Work to complete
Your task is to reproduce the material exactly.

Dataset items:

>>>>>

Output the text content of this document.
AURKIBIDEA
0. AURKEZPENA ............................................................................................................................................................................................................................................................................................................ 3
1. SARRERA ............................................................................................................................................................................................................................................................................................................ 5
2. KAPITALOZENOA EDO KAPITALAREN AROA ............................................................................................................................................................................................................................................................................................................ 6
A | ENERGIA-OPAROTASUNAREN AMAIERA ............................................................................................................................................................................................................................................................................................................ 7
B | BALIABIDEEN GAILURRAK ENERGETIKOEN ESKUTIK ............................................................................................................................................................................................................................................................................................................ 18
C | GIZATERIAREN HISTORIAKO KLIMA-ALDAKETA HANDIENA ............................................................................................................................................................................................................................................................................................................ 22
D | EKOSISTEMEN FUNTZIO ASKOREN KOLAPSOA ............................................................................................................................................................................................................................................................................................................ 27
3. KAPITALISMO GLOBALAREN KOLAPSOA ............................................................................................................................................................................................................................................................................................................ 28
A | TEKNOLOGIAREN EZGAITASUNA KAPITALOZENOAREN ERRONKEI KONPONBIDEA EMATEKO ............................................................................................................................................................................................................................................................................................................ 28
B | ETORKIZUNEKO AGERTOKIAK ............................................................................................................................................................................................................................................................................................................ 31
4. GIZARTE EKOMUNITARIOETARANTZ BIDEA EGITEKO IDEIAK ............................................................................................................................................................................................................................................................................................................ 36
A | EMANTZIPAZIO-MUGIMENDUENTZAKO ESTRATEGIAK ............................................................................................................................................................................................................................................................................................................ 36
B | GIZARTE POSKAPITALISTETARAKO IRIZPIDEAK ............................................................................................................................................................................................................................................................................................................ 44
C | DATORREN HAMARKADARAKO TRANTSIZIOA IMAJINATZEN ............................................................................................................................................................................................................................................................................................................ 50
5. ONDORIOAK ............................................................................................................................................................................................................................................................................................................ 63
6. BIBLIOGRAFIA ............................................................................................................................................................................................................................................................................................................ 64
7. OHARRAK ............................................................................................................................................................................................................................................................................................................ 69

<<<<<

Finished answer
Output the text content of this document.
AURKIBIDEA
0. AURKEZPENA ............................................................................................................................................................................................................................................................................................................ 3
1. SARRERA ............................................................................................................................................................................................................................................................................................................ 5
2. KAPITALOZENOA EDO KAPITALAREN AROA ............................................................................................................................................................................................................................................................................................................ 6
A | ENERGIA-OPAROTASUNAREN AMAIERA ............................................................................................................................................................................................................................................................................................................ 7
B | BALIABIDEEN GAILURRAK ENERGETIKOEN ESKUTIK ............................................................................................................................................................................................................................................................................................................ 18
C | GIZATERIAREN HISTORIAKO KLIMA-ALDAKETA HANDIENA ............................................................................................................................................................................................................................................................................................................ 22
D | EKOSISTEMEN FUNTZIO ASKOREN KOLAPSOA ............................................................................................................................................................................................................................................................................................................ 27
3. KAPITALISMO GLOBALAREN KOLAPSOA ............................................................................................................................................................................................................................................................................................................ 28
A | TEKNOLOGIAREN EZGAITASUNA KAPITALOZENOAREN ERRONKEI KONPONBIDEA EMATEKO ............................................................................................................................................................................................................................................................................................................ 28
B | ETORKIZUNEKO AGERTOKIAK ............................................................................................................................................................................................................................................................................................................ 31
4. GIZARTE EKOMUNITARIOETARANTZ BIDEA EGITEKO IDEIAK ............................................................................................................................................................................................................................................................................................................ 36
A | EMANTZIPAZIO-MUGIMENDUENTZAKO ESTRATEGIAK ............................................................................................................................................................................................................................................................................................................ 36
B | GIZARTE POSKAPITALISTETARAKO IRIZPIDEAK ............................................................................................................................................................................................................................................................................................................ 44
C | DATORREN HAMARKADARAKO TRANTSIZIOA IMAJINATZEN ............................................................................................................................................................................................................................................................................................................ 50
5. ONDORIOAK ............................................................................................................................................................................................................................................................................................................ 63
6. BIBLIOGRAFIA ............................................................................................................................................................................................................................................................................................................ 64
7. OHARRAK ............................................................................................................................................................................................................................................................................................................ 69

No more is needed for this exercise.